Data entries

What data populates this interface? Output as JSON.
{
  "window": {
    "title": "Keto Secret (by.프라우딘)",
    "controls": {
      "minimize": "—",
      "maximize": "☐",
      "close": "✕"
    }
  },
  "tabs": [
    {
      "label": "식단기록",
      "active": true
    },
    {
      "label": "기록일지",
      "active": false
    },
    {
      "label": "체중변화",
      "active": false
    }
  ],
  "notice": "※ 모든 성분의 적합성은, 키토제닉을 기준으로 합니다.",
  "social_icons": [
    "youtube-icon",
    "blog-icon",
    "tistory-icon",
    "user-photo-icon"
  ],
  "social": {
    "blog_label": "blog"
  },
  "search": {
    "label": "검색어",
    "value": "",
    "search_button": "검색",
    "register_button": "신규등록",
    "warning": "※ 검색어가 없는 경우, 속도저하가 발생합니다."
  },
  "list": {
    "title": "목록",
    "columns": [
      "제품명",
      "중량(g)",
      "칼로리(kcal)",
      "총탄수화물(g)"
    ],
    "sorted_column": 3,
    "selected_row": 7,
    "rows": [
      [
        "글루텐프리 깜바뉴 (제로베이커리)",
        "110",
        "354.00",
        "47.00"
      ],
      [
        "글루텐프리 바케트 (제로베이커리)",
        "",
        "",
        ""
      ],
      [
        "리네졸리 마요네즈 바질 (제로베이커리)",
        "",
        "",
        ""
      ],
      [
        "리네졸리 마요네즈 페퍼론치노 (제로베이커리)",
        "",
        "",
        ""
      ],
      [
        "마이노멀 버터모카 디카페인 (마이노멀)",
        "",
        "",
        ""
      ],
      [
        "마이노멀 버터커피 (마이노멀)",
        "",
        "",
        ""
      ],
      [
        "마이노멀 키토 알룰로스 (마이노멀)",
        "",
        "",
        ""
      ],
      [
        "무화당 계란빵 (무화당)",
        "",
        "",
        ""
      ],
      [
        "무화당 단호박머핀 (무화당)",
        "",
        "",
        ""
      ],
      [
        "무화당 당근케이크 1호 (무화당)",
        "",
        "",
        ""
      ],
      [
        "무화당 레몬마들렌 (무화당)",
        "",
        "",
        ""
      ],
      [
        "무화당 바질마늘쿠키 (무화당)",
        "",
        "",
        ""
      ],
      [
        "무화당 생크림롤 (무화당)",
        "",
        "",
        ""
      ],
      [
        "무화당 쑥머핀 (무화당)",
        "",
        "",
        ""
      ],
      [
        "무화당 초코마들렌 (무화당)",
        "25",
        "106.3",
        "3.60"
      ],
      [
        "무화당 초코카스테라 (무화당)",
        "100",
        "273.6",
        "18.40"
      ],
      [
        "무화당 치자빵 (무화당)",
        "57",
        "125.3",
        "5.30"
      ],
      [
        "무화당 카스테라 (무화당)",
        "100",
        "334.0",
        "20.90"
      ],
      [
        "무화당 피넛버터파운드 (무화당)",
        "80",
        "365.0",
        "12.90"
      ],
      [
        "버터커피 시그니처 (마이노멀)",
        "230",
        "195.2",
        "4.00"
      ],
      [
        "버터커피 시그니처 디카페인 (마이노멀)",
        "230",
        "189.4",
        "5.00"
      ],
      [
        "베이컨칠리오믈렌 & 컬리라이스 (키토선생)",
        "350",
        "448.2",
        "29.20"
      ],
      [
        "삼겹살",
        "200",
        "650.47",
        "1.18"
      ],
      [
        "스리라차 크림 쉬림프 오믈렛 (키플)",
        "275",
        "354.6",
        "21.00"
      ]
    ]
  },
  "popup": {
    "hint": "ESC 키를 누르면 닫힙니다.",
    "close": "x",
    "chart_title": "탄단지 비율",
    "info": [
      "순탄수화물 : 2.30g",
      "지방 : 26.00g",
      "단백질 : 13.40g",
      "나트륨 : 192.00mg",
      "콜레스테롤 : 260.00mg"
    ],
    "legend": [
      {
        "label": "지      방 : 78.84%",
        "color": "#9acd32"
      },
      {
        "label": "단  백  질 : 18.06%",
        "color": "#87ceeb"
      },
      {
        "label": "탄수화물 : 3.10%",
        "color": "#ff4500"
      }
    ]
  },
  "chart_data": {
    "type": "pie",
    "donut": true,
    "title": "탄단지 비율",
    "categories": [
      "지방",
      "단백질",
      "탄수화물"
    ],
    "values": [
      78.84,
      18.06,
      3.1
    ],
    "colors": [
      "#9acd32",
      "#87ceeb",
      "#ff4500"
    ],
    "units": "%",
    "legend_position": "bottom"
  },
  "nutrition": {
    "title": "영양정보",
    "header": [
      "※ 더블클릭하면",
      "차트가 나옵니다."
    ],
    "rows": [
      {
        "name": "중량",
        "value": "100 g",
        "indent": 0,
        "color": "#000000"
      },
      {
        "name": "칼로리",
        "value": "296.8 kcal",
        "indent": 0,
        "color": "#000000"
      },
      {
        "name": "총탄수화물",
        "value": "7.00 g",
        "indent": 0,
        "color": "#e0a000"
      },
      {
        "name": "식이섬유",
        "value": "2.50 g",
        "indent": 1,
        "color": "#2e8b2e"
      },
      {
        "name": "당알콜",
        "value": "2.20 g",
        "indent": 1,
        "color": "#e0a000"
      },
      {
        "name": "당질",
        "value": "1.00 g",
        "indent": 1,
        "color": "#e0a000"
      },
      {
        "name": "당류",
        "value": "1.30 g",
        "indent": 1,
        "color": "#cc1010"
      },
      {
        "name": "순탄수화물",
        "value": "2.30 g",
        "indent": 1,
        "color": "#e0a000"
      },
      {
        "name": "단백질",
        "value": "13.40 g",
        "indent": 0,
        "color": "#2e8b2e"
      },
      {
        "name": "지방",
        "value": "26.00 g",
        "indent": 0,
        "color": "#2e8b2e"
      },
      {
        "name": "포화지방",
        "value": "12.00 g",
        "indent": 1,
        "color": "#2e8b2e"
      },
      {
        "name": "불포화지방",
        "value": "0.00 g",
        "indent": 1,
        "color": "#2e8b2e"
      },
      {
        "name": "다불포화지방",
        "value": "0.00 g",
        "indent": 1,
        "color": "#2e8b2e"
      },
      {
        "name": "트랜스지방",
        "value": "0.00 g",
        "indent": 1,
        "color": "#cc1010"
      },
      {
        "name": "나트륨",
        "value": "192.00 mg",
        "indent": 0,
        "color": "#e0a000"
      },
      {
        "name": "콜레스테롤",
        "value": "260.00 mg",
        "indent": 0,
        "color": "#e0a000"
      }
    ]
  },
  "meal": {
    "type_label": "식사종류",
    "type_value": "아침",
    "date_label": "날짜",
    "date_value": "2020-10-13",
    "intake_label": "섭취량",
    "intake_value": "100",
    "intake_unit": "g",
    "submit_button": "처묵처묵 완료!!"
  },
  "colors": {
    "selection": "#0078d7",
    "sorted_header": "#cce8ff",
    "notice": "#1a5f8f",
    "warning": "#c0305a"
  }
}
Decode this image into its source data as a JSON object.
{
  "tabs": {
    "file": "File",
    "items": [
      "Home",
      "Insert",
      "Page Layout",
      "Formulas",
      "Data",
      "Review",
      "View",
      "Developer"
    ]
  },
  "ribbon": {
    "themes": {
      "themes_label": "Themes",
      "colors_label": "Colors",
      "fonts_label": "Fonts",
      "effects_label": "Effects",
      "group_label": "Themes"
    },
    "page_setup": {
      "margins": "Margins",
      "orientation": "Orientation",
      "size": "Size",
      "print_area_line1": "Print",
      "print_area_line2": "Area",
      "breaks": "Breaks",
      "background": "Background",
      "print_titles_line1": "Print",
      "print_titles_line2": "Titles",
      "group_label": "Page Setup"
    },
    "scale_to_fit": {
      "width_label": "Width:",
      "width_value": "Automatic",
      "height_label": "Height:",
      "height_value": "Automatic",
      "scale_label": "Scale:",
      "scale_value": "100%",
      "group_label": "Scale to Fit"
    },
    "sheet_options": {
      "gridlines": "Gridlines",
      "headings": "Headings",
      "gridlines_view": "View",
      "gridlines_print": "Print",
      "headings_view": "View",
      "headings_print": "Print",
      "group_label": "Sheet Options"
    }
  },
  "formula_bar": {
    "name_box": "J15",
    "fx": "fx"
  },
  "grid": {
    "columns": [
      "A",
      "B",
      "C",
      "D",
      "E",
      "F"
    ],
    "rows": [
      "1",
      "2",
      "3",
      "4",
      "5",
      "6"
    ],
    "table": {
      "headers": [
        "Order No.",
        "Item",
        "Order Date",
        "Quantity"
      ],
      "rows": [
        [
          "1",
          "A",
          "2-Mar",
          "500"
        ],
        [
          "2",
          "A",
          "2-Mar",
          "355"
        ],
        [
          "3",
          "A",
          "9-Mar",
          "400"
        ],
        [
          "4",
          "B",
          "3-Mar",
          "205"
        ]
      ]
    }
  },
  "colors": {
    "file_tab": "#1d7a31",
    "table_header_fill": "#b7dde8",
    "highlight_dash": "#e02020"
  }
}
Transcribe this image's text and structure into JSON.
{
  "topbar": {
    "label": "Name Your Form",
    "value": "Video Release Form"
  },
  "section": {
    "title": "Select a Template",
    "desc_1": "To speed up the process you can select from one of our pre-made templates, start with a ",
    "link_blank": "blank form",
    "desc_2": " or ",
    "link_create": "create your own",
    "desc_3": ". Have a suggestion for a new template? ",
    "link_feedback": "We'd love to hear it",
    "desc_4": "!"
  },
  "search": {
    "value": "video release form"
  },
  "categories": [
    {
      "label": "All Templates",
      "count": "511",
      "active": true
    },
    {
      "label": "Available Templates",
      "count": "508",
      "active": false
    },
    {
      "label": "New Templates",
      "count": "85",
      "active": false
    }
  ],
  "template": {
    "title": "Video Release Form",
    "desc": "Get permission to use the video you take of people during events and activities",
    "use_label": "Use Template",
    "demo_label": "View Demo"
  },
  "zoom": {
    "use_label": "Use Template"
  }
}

WHAT THIS TASK INVOLVES
Go over the entries above and say how many lines hold the string "image", with no other text.

OUTPUT
2